#### The task
Reproduce each line of the material precisely.

#### Exercise data

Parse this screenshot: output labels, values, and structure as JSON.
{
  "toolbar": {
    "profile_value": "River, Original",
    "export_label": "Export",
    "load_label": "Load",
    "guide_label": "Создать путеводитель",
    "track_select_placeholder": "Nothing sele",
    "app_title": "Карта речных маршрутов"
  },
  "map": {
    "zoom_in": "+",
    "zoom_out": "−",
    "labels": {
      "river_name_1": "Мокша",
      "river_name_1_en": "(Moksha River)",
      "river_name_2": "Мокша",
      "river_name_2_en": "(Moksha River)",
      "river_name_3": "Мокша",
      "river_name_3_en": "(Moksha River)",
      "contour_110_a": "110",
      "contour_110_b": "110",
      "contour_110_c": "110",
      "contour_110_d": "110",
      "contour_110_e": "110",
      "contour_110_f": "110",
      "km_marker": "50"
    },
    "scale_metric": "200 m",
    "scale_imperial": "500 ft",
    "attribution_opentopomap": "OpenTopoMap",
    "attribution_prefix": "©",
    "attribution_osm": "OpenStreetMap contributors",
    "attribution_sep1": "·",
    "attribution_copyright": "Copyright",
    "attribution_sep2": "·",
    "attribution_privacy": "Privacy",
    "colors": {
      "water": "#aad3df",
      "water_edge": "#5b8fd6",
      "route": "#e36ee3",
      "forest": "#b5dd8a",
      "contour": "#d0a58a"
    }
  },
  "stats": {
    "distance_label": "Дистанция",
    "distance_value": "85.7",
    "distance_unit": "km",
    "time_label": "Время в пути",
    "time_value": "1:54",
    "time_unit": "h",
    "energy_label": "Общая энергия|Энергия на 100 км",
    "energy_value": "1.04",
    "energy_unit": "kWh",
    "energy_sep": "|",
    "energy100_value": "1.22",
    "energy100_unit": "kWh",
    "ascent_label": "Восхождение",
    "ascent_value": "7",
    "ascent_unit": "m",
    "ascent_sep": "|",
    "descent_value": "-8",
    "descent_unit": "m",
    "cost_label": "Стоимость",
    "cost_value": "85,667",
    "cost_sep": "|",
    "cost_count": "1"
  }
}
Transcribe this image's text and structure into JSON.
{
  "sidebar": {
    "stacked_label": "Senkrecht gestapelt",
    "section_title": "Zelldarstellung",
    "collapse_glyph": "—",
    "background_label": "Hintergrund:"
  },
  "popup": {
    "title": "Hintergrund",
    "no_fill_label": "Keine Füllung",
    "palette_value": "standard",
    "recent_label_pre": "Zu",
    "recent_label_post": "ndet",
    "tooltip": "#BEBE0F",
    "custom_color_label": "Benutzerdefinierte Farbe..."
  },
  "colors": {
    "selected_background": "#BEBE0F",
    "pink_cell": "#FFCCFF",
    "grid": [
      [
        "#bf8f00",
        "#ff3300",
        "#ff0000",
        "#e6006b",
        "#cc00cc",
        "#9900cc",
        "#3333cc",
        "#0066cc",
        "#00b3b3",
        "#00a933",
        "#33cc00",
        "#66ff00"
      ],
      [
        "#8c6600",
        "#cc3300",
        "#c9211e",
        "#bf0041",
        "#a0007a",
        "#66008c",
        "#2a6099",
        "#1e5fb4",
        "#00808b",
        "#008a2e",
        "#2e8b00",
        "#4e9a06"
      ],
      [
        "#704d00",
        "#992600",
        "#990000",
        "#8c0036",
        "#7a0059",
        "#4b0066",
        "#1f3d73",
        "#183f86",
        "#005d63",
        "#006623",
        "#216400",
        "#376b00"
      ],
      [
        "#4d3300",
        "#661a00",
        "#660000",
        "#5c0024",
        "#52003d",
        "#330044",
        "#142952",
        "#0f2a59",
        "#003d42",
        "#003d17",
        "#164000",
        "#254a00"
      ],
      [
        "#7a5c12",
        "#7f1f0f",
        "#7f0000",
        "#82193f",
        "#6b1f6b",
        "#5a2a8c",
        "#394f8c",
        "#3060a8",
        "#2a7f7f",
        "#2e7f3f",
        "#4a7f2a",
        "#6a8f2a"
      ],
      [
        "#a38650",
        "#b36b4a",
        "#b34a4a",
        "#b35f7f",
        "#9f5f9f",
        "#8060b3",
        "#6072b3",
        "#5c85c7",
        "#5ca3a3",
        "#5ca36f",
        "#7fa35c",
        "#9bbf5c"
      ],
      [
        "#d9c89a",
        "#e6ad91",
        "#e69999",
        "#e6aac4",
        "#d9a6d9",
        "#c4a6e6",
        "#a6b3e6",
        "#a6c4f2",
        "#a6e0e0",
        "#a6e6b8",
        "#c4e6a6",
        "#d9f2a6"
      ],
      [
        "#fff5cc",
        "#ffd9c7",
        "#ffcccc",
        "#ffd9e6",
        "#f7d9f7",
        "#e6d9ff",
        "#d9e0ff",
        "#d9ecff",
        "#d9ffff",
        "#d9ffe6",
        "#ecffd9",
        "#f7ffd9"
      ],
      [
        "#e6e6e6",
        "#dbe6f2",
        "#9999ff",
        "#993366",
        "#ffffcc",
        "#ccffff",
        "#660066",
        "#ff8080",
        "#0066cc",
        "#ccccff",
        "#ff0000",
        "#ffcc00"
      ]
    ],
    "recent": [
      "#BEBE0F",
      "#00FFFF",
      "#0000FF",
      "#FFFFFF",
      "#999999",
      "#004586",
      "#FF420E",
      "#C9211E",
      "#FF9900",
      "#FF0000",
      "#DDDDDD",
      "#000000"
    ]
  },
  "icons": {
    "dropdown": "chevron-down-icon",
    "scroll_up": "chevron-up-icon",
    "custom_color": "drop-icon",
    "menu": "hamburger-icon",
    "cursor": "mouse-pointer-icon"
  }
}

#### Exercise result
Parse this screenshot: output labels, values, and structure as JSON.
{
  "toolbar": {
    "profile_value": "River, Original",
    "export_label": "Export",
    "load_label": "Load",
    "guide_label": "Создать путеводитель",
    "track_select_placeholder": "Nothing sele",
    "app_title": "Карта речных маршрутов"
  },
  "map": {
    "zoom_in": "+",
    "zoom_out": "−",
    "labels": {
      "river_name_1": "Мокша",
      "river_name_1_en": "(Moksha River)",
      "river_name_2": "Мокша",
      "river_name_2_en": "(Moksha River)",
      "river_name_3": "Мокша",
      "river_name_3_en": "(Moksha River)",
      "contour_110_a": "110",
      "contour_110_b": "110",
      "contour_110_c": "110",
      "contour_110_d": "110",
      "contour_110_e": "110",
      "contour_110_f": "110",
      "km_marker": "50"
    },
    "scale_metric": "200 m",
    "scale_imperial": "500 ft",
    "attribution_opentopomap": "OpenTopoMap",
    "attribution_prefix": "©",
    "attribution_osm": "OpenStreetMap contributors",
    "attribution_sep1": "·",
    "attribution_copyright": "Copyright",
    "attribution_sep2": "·",
    "attribution_privacy": "Privacy",
    "colors": {
      "water": "#aad3df",
      "water_edge": "#5b8fd6",
      "route": "#e36ee3",
      "forest": "#b5dd8a",
      "contour": "#d0a58a"
    }
  },
  "stats": {
    "distance_label": "Дистанция",
    "distance_value": "85.7",
    "distance_unit": "km",
    "time_label": "Время в пути",
    "time_value": "1:54",
    "time_unit": "h",
    "energy_label": "Общая энергия|Энергия на 100 км",
    "energy_value": "1.04",
    "energy_unit": "kWh",
    "energy_sep": "|",
    "energy100_value": "1.22",
    "energy100_unit": "kWh",
    "ascent_label": "Восхождение",
    "ascent_value": "7",
    "ascent_unit": "m",
    "ascent_sep": "|",
    "descent_value": "-8",
    "descent_unit": "m",
    "cost_label": "Стоимость",
    "cost_value": "85,667",
    "cost_sep": "|",
    "cost_count": "1"
  }
}
Transcribe this image's text and structure into JSON.
{
  "sidebar": {
    "stacked_label": "Senkrecht gestapelt",
    "section_title": "Zelldarstellung",
    "collapse_glyph": "—",
    "background_label": "Hintergrund:"
  },
  "popup": {
    "title": "Hintergrund",
    "no_fill_label": "Keine Füllung",
    "palette_value": "standard",
    "recent_label_pre": "Zu",
    "recent_label_post": "ndet",
    "tooltip": "#BEBE0F",
    "custom_color_label": "Benutzerdefinierte Farbe..."
  },
  "colors": {
    "selected_background": "#BEBE0F",
    "pink_cell": "#FFCCFF",
    "grid": [
      [
        "#bf8f00",
        "#ff3300",
        "#ff0000",
        "#e6006b",
        "#cc00cc",
        "#9900cc",
        "#3333cc",
        "#0066cc",
        "#00b3b3",
        "#00a933",
        "#33cc00",
        "#66ff00"
      ],
      [
        "#8c6600",
        "#cc3300",
        "#c9211e",
        "#bf0041",
        "#a0007a",
        "#66008c",
        "#2a6099",
        "#1e5fb4",
        "#00808b",
        "#008a2e",
        "#2e8b00",
        "#4e9a06"
      ],
      [
        "#704d00",
        "#992600",
        "#990000",
        "#8c0036",
        "#7a0059",
        "#4b0066",
        "#1f3d73",
        "#183f86",
        "#005d63",
        "#006623",
        "#216400",
        "#376b00"
      ],
      [
        "#4d3300",
        "#661a00",
        "#660000",
        "#5c0024",
        "#52003d",
        "#330044",
        "#142952",
        "#0f2a59",
        "#003d42",
        "#003d17",
        "#164000",
        "#254a00"
      ],
      [
        "#7a5c12",
        "#7f1f0f",
        "#7f0000",
        "#82193f",
        "#6b1f6b",
        "#5a2a8c",
        "#394f8c",
        "#3060a8",
        "#2a7f7f",
        "#2e7f3f",
        "#4a7f2a",
        "#6a8f2a"
      ],
      [
        "#a38650",
        "#b36b4a",
        "#b34a4a",
        "#b35f7f",
        "#9f5f9f",
        "#8060b3",
        "#6072b3",
        "#5c85c7",
        "#5ca3a3",
        "#5ca36f",
        "#7fa35c",
        "#9bbf5c"
      ],
      [
        "#d9c89a",
        "#e6ad91",
        "#e69999",
        "#e6aac4",
        "#d9a6d9",
        "#c4a6e6",
        "#a6b3e6",
        "#a6c4f2",
        "#a6e0e0",
        "#a6e6b8",
        "#c4e6a6",
        "#d9f2a6"
      ],
      [
        "#fff5cc",
        "#ffd9c7",
        "#ffcccc",
        "#ffd9e6",
        "#f7d9f7",
        "#e6d9ff",
        "#d9e0ff",
        "#d9ecff",
        "#d9ffff",
        "#d9ffe6",
        "#ecffd9",
        "#f7ffd9"
      ],
      [
        "#e6e6e6",
        "#dbe6f2",
        "#9999ff",
        "#993366",
        "#ffffcc",
        "#ccffff",
        "#660066",
        "#ff8080",
        "#0066cc",
        "#ccccff",
        "#ff0000",
        "#ffcc00"
      ]
    ],
    "recent": [
      "#BEBE0F",
      "#00FFFF",
      "#0000FF",
      "#FFFFFF",
      "#999999",
      "#004586",
      "#FF420E",
      "#C9211E",
      "#FF9900",
      "#FF0000",
      "#DDDDDD",
      "#000000"
    ]
  },
  "icons": {
    "dropdown": "chevron-down-icon",
    "scroll_up": "chevron-up-icon",
    "custom_color": "drop-icon",
    "menu": "hamburger-icon",
    "cursor": "mouse-pointer-icon"
  }
}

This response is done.